**Task instructions**: Copy every line of the following data that includes the string "attended".

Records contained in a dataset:
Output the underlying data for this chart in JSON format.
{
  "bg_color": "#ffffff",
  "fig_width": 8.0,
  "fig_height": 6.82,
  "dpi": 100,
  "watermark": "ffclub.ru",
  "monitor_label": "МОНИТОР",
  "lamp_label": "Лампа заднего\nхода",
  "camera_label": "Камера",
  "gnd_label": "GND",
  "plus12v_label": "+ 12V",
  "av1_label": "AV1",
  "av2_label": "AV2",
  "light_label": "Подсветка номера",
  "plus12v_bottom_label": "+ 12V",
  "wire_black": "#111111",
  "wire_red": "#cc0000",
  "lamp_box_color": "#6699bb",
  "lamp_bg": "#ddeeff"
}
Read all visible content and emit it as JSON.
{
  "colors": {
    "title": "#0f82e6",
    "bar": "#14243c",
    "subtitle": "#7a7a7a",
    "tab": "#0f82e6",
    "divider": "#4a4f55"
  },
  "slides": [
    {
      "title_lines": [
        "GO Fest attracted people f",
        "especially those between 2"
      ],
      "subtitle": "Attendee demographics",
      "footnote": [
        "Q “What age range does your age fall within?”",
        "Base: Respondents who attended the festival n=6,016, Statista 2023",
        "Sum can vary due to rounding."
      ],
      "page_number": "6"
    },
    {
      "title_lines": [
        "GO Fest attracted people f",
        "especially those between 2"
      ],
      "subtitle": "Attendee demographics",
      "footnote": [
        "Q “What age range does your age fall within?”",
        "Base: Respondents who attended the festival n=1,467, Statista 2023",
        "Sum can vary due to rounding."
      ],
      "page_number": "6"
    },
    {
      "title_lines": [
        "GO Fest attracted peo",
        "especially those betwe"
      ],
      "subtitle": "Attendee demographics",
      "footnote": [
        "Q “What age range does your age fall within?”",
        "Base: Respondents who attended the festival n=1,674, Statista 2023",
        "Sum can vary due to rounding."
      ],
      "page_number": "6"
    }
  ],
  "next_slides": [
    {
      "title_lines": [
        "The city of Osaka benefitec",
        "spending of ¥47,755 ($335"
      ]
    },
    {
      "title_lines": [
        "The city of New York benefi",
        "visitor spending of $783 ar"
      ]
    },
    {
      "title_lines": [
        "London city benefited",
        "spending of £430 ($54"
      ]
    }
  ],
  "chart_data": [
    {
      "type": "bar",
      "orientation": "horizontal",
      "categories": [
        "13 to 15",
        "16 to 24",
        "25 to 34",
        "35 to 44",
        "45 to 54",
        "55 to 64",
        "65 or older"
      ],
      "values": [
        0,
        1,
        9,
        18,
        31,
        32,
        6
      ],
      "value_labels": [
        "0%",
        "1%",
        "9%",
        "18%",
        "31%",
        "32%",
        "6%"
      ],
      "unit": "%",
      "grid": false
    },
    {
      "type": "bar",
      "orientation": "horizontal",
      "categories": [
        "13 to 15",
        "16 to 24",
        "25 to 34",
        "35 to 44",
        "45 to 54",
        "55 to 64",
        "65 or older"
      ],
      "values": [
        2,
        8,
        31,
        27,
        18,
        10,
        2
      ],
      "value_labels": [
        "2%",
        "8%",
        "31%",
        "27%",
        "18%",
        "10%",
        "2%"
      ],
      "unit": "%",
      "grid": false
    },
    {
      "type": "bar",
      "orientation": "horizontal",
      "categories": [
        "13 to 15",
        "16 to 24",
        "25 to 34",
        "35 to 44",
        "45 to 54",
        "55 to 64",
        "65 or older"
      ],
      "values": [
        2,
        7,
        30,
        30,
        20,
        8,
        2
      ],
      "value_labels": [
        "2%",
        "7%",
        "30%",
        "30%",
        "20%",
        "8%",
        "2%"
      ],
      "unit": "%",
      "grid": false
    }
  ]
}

**Final result**:
        "Base: Respondents who attended the festival n=6,016, Statista 2023",
        "Base: Respondents who attended the festival n=1,467, Statista 2023",
        "Base: Respondents who attended the festival n=1,674, Statista 2023",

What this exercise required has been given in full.